Given information:

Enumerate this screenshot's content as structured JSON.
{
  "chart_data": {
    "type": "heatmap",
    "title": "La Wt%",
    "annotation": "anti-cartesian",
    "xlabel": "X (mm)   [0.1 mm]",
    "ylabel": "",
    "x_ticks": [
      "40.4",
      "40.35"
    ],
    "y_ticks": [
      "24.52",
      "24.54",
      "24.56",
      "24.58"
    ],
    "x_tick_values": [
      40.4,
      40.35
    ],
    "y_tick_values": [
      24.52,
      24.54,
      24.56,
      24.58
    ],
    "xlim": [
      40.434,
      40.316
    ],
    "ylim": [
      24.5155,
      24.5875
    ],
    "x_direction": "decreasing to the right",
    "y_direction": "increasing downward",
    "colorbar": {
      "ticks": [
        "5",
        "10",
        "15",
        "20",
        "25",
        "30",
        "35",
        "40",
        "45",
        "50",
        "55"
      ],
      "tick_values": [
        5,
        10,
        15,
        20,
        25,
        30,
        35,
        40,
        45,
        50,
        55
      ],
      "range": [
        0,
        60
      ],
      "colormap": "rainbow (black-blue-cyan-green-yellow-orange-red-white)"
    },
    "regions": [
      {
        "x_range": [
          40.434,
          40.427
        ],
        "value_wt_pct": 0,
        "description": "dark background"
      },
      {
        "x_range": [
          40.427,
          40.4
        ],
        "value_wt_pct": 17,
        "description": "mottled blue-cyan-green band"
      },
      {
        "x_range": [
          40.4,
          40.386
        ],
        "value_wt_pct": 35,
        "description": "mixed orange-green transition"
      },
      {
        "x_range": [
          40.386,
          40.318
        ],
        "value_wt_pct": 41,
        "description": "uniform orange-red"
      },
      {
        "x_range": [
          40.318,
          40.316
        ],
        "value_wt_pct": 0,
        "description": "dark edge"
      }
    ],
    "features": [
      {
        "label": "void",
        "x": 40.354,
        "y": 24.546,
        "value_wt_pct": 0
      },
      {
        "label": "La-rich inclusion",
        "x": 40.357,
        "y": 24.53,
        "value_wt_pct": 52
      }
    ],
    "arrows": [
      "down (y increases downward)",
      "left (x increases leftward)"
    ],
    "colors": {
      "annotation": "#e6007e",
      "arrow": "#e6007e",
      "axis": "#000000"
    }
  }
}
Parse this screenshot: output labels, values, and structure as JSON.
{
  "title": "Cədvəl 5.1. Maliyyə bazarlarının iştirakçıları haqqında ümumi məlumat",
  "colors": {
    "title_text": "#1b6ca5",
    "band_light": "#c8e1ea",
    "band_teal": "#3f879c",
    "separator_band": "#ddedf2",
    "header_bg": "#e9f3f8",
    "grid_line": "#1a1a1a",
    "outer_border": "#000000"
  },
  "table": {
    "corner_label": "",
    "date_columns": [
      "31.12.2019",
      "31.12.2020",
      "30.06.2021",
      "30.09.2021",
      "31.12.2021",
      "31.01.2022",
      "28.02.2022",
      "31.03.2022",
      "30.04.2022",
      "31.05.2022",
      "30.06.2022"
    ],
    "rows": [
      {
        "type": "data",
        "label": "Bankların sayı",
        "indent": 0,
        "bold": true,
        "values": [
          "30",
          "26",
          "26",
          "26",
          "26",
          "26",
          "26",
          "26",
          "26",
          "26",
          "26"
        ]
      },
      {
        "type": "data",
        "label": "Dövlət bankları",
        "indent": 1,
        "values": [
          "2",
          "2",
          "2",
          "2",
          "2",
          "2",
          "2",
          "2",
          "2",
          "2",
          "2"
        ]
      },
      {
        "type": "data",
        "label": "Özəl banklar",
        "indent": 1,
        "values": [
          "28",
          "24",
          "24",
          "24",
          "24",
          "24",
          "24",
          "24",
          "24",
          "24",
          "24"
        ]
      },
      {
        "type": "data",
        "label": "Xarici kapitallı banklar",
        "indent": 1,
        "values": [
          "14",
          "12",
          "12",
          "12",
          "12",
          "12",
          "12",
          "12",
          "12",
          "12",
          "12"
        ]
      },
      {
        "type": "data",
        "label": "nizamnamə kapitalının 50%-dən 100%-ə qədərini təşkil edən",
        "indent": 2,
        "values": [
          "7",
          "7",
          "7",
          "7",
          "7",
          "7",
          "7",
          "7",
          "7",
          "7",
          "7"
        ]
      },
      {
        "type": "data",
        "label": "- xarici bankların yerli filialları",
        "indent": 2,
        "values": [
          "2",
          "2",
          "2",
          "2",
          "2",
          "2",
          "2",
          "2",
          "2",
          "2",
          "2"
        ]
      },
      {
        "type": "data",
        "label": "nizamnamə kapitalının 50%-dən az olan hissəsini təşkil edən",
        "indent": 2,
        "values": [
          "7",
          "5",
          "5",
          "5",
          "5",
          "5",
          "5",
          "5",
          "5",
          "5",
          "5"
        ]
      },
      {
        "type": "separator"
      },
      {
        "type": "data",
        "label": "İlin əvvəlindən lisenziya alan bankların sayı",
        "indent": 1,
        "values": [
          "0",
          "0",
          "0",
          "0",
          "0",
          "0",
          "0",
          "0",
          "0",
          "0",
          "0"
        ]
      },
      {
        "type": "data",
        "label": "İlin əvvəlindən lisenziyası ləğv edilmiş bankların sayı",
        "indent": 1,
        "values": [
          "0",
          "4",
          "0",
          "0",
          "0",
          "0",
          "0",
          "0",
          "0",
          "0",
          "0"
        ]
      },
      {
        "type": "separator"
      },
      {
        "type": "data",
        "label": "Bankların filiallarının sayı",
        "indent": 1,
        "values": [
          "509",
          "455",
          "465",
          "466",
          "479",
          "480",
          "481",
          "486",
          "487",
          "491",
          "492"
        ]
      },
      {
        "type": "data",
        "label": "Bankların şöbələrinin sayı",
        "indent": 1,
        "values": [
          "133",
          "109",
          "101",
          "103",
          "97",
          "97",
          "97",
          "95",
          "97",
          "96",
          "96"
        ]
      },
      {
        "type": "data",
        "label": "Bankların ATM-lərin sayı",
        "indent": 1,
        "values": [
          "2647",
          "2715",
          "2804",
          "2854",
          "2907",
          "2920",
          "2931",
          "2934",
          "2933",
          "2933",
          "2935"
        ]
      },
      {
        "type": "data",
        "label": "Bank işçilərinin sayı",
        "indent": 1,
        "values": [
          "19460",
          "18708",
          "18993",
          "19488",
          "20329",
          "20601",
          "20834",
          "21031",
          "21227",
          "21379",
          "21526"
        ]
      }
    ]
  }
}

Problem to solve: Reproduce the material in full, with no word added or dropped.

Response for this exercise:
Enumerate this screenshot's content as structured JSON.
{
  "chart_data": {
    "type": "heatmap",
    "title": "La Wt%",
    "annotation": "anti-cartesian",
    "xlabel": "X (mm)   [0.1 mm]",
    "ylabel": "",
    "x_ticks": [
      "40.4",
      "40.35"
    ],
    "y_ticks": [
      "24.52",
      "24.54",
      "24.56",
      "24.58"
    ],
    "x_tick_values": [
      40.4,
      40.35
    ],
    "y_tick_values": [
      24.52,
      24.54,
      24.56,
      24.58
    ],
    "xlim": [
      40.434,
      40.316
    ],
    "ylim": [
      24.5155,
      24.5875
    ],
    "x_direction": "decreasing to the right",
    "y_direction": "increasing downward",
    "colorbar": {
      "ticks": [
        "5",
        "10",
        "15",
        "20",
        "25",
        "30",
        "35",
        "40",
        "45",
        "50",
        "55"
      ],
      "tick_values": [
        5,
        10,
        15,
        20,
        25,
        30,
        35,
        40,
        45,
        50,
        55
      ],
      "range": [
        0,
        60
      ],
      "colormap": "rainbow (black-blue-cyan-green-yellow-orange-red-white)"
    },
    "regions": [
      {
        "x_range": [
          40.434,
          40.427
        ],
        "value_wt_pct": 0,
        "description": "dark background"
      },
      {
        "x_range": [
          40.427,
          40.4
        ],
        "value_wt_pct": 17,
        "description": "mottled blue-cyan-green band"
      },
      {
        "x_range": [
          40.4,
          40.386
        ],
        "value_wt_pct": 35,
        "description": "mixed orange-green transition"
      },
      {
        "x_range": [
          40.386,
          40.318
        ],
        "value_wt_pct": 41,
        "description": "uniform orange-red"
      },
      {
        "x_range": [
          40.318,
          40.316
        ],
        "value_wt_pct": 0,
        "description": "dark edge"
      }
    ],
    "features": [
      {
        "label": "void",
        "x": 40.354,
        "y": 24.546,
        "value_wt_pct": 0
      },
      {
        "label": "La-rich inclusion",
        "x": 40.357,
        "y": 24.53,
        "value_wt_pct": 52
      }
    ],
    "arrows": [
      "down (y increases downward)",
      "left (x increases leftward)"
    ],
    "colors": {
      "annotation": "#e6007e",
      "arrow": "#e6007e",
      "axis": "#000000"
    }
  }
}
Parse this screenshot: output labels, values, and structure as JSON.
{
  "title": "Cədvəl 5.1. Maliyyə bazarlarının iştirakçıları haqqında ümumi məlumat",
  "colors": {
    "title_text": "#1b6ca5",
    "band_light": "#c8e1ea",
    "band_teal": "#3f879c",
    "separator_band": "#ddedf2",
    "header_bg": "#e9f3f8",
    "grid_line": "#1a1a1a",
    "outer_border": "#000000"
  },
  "table": {
    "corner_label": "",
    "date_columns": [
      "31.12.2019",
      "31.12.2020",
      "30.06.2021",
      "30.09.2021",
      "31.12.2021",
      "31.01.2022",
      "28.02.2022",
      "31.03.2022",
      "30.04.2022",
      "31.05.2022",
      "30.06.2022"
    ],
    "rows": [
      {
        "type": "data",
        "label": "Bankların sayı",
        "indent": 0,
        "bold": true,
        "values": [
          "30",
          "26",
          "26",
          "26",
          "26",
          "26",
          "26",
          "26",
          "26",
          "26",
          "26"
        ]
      },
      {
        "type": "data",
        "label": "Dövlət bankları",
        "indent": 1,
        "values": [
          "2",
          "2",
          "2",
          "2",
          "2",
          "2",
          "2",
          "2",
          "2",
          "2",
          "2"
        ]
      },
      {
        "type": "data",
        "label": "Özəl banklar",
        "indent": 1,
        "values": [
          "28",
          "24",
          "24",
          "24",
          "24",
          "24",
          "24",
          "24",
          "24",
          "24",
          "24"
        ]
      },
      {
        "type": "data",
        "label": "Xarici kapitallı banklar",
        "indent": 1,
        "values": [
          "14",
          "12",
          "12",
          "12",
          "12",
          "12",
          "12",
          "12",
          "12",
          "12",
          "12"
        ]
      },
      {
        "type": "data",
        "label": "nizamnamə kapitalının 50%-dən 100%-ə qədərini təşkil edən",
        "indent": 2,
        "values": [
          "7",
          "7",
          "7",
          "7",
          "7",
          "7",
          "7",
          "7",
          "7",
          "7",
          "7"
        ]
      },
      {
        "type": "data",
        "label": "- xarici bankların yerli filialları",
        "indent": 2,
        "values": [
          "2",
          "2",
          "2",
          "2",
          "2",
          "2",
          "2",
          "2",
          "2",
          "2",
          "2"
        ]
      },
      {
        "type": "data",
        "label": "nizamnamə kapitalının 50%-dən az olan hissəsini təşkil edən",
        "indent": 2,
        "values": [
          "7",
          "5",
          "5",
          "5",
          "5",
          "5",
          "5",
          "5",
          "5",
          "5",
          "5"
        ]
      },
      {
        "type": "separator"
      },
      {
        "type": "data",
        "label": "İlin əvvəlindən lisenziya alan bankların sayı",
        "indent": 1,
        "values": [
          "0",
          "0",
          "0",
          "0",
          "0",
          "0",
          "0",
          "0",
          "0",
          "0",
          "0"
        ]
      },
      {
        "type": "data",
        "label": "İlin əvvəlindən lisenziyası ləğv edilmiş bankların sayı",
        "indent": 1,
        "values": [
          "0",
          "4",
          "0",
          "0",
          "0",
          "0",
          "0",
          "0",
          "0",
          "0",
          "0"
        ]
      },
      {
        "type": "separator"
      },
      {
        "type": "data",
        "label": "Bankların filiallarının sayı",
        "indent": 1,
        "values": [
          "509",
          "455",
          "465",
          "466",
          "479",
          "480",
          "481",
          "486",
          "487",
          "491",
          "492"
        ]
      },
      {
        "type": "data",
        "label": "Bankların şöbələrinin sayı",
        "indent": 1,
        "values": [
          "133",
          "109",
          "101",
          "103",
          "97",
          "97",
          "97",
          "95",
          "97",
          "96",
          "96"
        ]
      },
      {
        "type": "data",
        "label": "Bankların ATM-lərin sayı",
        "indent": 1,
        "values": [
          "2647",
          "2715",
          "2804",
          "2854",
          "2907",
          "2920",
          "2931",
          "2934",
          "2933",
          "2933",
          "2935"
        ]
      },
      {
        "type": "data",
        "label": "Bank işçilərinin sayı",
        "indent": 1,
        "values": [
          "19460",
          "18708",
          "18993",
          "19488",
          "20329",
          "20601",
          "20834",
          "21031",
          "21227",
          "21379",
          "21526"
        ]
      }
    ]
  }
}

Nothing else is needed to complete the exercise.